▶ Work instructions:
Scan the data below and pick out the lines containing the word "arcsec".

:: Excerpted data ::

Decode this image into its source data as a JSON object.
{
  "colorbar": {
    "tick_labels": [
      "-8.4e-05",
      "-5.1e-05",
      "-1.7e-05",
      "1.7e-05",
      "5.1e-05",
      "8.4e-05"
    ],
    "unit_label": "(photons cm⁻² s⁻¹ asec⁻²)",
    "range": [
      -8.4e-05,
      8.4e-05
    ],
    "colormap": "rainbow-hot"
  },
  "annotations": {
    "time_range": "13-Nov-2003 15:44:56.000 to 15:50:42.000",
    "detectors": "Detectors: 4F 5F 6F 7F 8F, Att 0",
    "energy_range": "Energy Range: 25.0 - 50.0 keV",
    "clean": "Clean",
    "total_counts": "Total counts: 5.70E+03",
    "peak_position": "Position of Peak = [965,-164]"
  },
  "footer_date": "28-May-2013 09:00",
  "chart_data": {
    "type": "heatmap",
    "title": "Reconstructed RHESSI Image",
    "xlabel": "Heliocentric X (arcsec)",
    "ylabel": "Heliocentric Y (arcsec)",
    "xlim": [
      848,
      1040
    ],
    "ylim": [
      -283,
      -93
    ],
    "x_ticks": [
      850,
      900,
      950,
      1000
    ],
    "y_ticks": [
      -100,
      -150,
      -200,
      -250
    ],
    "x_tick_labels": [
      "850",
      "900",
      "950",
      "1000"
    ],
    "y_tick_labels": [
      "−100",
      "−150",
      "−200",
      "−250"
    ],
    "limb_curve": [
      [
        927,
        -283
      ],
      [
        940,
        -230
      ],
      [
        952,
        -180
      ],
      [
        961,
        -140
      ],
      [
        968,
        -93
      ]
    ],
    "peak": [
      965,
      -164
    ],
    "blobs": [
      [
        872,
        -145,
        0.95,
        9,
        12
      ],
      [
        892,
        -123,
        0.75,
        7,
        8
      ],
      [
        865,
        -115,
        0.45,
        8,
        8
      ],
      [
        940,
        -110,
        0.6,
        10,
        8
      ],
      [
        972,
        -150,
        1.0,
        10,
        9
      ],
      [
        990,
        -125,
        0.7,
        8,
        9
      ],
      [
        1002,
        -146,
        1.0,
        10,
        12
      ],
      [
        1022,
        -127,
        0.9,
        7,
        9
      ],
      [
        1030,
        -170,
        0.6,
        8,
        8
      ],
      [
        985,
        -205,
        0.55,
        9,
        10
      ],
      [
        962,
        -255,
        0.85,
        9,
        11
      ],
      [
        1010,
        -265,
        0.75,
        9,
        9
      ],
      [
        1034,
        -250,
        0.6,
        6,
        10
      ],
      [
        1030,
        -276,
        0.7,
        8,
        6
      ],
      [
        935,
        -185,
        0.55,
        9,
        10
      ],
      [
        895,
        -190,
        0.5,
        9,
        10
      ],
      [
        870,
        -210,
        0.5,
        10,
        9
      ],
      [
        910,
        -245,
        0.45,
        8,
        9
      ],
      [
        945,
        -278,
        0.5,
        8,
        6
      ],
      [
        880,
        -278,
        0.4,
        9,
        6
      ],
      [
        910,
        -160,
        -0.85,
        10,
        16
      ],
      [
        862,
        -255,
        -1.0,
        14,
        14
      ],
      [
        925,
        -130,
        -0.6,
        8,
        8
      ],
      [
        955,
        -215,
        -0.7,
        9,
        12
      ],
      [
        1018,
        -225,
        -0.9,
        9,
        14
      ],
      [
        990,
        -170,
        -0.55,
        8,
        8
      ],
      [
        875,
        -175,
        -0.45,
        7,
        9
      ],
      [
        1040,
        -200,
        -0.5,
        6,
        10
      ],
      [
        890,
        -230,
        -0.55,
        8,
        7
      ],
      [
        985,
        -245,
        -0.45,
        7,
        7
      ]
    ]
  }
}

:::
:: Excerpted data ::

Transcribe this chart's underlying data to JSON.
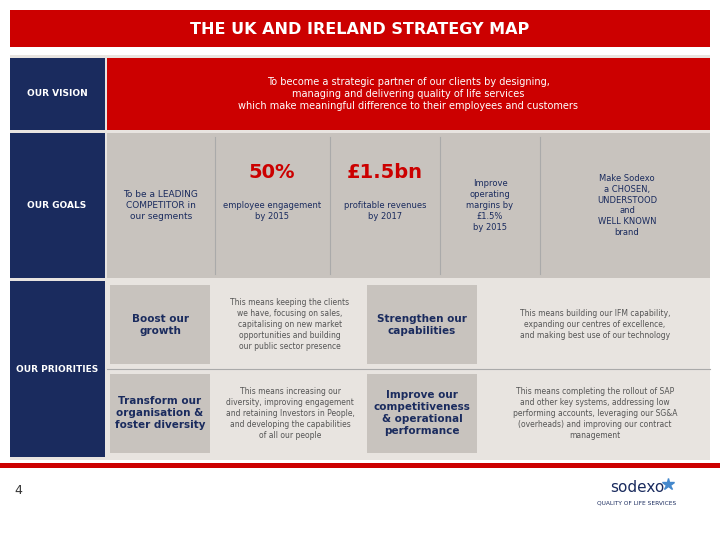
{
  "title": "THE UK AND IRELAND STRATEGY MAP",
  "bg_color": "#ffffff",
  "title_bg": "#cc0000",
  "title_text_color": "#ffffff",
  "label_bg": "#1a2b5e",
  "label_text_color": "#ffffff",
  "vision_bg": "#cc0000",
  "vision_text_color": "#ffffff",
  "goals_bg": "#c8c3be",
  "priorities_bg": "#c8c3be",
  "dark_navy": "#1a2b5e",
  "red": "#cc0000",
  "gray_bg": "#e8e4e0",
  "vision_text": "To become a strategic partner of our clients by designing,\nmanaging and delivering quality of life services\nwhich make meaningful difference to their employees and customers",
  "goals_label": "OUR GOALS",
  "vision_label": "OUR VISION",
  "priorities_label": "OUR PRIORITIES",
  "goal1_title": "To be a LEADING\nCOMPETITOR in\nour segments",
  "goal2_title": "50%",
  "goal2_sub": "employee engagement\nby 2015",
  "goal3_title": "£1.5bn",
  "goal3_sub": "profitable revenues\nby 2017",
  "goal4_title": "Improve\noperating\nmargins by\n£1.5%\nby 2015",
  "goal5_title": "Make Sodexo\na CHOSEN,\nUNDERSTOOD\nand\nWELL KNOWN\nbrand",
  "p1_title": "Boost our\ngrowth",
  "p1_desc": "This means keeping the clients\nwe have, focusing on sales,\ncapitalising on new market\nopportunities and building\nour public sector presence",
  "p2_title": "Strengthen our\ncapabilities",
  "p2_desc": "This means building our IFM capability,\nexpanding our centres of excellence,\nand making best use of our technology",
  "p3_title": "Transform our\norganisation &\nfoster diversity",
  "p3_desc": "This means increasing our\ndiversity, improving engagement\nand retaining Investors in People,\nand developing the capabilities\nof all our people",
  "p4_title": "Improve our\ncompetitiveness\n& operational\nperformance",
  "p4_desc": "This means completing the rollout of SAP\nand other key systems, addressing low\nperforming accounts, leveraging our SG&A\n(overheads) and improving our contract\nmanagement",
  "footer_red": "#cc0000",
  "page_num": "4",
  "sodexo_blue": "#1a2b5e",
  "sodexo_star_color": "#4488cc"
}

:::

▶ Exercise solution:
    "xlabel": "Heliocentric X (arcsec)",
    "ylabel": "Heliocentric Y (arcsec)",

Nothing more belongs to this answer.